Excerpts from a figure dataset:
%%
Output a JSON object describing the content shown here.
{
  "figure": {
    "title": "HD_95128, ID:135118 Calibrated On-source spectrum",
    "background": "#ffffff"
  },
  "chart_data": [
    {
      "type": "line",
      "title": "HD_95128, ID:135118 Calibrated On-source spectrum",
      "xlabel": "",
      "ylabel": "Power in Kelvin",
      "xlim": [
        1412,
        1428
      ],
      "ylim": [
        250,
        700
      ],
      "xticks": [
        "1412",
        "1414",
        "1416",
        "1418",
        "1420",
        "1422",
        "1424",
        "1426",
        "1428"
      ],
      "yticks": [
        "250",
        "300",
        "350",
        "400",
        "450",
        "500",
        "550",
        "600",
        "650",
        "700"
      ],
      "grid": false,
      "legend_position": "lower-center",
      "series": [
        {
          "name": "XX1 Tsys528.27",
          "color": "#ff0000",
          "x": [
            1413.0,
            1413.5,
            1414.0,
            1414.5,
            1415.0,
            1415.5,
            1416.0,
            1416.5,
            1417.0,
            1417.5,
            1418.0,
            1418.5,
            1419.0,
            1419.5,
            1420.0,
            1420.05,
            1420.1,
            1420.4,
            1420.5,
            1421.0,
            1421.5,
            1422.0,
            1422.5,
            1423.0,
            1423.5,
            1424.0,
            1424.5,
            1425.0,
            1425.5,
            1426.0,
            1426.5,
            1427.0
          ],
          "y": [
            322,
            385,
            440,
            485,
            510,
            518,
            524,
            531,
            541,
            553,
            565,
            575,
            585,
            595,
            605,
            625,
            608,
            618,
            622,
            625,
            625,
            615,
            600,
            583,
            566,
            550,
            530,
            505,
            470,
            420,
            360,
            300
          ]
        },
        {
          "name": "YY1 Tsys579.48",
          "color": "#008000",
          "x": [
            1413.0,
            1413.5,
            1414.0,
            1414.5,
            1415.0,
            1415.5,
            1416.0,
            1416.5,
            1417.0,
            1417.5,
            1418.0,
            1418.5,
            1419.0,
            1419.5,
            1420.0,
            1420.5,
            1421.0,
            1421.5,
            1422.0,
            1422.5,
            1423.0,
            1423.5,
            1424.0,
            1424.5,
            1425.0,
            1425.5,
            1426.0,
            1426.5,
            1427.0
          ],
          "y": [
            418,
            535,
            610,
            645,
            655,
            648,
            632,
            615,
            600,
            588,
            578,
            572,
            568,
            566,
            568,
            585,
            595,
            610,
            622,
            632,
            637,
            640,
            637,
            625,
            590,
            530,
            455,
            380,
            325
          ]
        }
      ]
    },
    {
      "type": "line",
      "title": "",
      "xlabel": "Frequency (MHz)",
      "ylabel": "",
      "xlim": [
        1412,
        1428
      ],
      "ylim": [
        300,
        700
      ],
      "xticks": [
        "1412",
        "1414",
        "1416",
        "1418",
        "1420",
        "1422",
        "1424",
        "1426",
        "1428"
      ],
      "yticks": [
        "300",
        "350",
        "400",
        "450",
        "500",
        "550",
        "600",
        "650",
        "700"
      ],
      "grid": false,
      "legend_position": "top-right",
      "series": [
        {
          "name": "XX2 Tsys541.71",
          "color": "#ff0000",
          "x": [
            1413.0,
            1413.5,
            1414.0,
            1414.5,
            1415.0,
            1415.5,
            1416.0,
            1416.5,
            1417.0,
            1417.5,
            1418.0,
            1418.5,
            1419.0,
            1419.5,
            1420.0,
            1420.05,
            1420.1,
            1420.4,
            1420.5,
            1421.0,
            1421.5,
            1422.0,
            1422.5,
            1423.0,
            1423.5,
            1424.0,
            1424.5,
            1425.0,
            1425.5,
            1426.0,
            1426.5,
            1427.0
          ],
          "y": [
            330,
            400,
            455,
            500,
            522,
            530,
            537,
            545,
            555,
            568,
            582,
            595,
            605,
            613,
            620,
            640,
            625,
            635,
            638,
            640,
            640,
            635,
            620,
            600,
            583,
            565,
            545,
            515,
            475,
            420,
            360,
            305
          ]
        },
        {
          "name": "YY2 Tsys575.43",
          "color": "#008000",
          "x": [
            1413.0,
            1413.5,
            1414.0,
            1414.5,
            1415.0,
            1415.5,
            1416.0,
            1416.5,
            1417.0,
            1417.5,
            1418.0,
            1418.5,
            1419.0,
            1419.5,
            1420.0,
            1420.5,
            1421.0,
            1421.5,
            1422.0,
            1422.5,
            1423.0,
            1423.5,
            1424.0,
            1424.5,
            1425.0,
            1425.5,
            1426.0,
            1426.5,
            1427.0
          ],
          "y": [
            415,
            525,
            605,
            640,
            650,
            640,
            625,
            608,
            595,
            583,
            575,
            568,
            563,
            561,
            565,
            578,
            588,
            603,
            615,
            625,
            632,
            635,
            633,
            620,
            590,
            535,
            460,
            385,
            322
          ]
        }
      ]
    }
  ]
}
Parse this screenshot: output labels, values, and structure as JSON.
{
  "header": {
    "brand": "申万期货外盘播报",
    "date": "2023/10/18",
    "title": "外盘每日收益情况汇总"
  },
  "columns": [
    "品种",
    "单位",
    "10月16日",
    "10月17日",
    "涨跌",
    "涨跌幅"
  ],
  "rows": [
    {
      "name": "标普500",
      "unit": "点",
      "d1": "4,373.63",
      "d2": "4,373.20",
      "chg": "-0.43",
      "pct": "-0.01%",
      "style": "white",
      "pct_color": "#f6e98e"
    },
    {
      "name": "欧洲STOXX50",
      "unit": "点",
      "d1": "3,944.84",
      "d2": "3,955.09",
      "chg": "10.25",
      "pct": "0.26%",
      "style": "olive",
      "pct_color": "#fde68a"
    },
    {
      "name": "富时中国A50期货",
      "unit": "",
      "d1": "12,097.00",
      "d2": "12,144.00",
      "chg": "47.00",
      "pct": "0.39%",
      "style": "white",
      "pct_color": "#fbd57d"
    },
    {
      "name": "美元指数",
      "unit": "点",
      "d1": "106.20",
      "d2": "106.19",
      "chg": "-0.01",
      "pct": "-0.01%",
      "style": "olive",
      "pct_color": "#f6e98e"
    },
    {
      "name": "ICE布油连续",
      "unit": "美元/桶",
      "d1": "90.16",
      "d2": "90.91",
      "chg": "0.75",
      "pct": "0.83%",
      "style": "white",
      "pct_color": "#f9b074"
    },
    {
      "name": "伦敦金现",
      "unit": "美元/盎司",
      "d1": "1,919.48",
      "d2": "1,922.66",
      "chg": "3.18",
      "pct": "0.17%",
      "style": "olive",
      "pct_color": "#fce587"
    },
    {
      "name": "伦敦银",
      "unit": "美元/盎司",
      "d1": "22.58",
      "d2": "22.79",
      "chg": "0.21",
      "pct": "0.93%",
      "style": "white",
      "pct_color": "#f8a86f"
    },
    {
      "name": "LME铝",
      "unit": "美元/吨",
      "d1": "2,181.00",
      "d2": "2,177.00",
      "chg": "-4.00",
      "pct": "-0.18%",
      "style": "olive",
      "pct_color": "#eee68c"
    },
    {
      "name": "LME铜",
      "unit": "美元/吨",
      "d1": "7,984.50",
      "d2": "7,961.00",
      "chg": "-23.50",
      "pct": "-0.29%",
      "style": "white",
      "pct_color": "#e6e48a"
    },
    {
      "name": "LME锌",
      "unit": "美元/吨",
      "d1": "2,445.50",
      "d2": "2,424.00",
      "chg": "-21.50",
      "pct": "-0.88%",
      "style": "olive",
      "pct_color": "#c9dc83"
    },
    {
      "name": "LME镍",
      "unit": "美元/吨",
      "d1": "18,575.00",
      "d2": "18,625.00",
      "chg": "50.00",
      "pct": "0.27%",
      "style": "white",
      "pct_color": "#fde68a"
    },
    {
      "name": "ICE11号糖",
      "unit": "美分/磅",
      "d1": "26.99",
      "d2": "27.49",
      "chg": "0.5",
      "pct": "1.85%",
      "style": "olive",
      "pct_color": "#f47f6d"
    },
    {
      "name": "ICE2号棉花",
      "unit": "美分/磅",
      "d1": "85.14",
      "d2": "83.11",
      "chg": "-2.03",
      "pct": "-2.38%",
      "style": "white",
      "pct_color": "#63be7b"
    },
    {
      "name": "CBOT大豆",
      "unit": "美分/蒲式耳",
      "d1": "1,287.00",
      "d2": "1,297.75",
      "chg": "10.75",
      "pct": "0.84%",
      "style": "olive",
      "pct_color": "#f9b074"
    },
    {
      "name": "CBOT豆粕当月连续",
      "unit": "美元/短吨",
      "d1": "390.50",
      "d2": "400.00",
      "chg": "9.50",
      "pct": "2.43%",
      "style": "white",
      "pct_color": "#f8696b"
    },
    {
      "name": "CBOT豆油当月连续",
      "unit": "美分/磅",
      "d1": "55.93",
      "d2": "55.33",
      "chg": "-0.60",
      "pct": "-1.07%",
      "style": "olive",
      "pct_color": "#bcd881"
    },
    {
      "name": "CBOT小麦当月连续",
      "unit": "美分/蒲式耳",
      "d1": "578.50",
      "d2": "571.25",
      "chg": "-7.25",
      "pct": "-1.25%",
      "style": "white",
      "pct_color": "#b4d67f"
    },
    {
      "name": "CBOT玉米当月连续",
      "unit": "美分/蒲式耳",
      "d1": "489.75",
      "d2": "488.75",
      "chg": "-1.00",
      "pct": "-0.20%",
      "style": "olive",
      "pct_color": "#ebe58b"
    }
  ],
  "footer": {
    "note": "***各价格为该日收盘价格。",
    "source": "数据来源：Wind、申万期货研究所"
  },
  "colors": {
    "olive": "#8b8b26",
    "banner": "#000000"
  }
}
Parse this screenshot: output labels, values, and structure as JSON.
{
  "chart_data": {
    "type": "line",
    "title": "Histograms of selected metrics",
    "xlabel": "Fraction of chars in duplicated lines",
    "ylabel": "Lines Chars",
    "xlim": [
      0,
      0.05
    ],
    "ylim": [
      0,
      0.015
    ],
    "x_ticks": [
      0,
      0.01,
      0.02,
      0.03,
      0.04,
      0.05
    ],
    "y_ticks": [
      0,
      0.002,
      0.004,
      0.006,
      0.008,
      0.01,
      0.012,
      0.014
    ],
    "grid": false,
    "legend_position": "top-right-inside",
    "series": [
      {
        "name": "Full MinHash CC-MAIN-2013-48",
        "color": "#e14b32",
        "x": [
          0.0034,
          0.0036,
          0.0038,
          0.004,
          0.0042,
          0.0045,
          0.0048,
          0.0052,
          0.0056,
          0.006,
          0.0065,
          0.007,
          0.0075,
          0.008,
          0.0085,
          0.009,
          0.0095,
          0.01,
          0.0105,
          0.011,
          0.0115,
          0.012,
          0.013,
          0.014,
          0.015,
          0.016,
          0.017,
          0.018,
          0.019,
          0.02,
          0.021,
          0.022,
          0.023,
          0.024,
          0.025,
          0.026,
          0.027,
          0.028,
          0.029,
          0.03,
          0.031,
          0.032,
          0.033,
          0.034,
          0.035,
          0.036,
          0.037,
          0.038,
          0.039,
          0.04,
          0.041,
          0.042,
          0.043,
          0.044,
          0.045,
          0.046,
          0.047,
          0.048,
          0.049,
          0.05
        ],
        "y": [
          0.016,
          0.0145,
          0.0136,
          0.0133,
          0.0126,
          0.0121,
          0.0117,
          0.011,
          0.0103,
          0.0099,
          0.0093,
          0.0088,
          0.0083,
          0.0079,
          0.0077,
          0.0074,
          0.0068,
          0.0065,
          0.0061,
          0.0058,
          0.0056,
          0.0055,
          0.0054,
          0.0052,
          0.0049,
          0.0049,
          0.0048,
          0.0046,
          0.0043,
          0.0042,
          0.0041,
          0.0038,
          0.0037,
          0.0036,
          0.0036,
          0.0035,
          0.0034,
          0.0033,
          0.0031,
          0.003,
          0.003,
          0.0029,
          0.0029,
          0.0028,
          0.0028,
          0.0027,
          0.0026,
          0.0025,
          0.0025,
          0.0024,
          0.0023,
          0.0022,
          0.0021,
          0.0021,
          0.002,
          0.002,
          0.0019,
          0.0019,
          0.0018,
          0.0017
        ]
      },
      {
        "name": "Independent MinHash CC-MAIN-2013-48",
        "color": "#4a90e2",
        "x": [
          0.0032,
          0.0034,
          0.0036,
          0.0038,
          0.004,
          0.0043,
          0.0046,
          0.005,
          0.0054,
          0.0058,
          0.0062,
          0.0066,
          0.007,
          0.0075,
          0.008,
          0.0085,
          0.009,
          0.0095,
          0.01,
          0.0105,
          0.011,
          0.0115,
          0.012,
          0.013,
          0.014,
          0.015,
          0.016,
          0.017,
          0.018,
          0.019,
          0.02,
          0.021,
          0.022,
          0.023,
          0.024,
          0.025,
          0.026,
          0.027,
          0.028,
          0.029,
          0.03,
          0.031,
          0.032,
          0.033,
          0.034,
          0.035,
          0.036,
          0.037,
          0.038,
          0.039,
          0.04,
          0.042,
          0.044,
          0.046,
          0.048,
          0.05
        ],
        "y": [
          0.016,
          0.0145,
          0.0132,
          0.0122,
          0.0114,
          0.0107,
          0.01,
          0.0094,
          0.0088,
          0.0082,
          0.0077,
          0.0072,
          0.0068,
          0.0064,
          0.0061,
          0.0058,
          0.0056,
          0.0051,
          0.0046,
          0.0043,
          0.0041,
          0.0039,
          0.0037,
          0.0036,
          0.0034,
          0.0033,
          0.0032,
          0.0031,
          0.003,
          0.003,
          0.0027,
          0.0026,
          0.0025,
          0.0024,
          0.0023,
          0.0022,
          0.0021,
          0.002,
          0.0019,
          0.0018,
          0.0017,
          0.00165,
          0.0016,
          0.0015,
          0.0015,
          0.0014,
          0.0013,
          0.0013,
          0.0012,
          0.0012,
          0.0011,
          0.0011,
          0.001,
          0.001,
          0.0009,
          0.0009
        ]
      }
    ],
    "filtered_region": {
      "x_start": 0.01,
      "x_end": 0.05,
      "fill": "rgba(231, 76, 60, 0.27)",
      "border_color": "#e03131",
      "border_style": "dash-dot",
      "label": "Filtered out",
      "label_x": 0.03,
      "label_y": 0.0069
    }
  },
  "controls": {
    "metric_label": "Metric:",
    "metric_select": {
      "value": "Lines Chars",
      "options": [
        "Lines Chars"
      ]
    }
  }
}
%%
Objective: Determine the number of lines containing "Calibrated". Write only that number.

Exercise solution: 2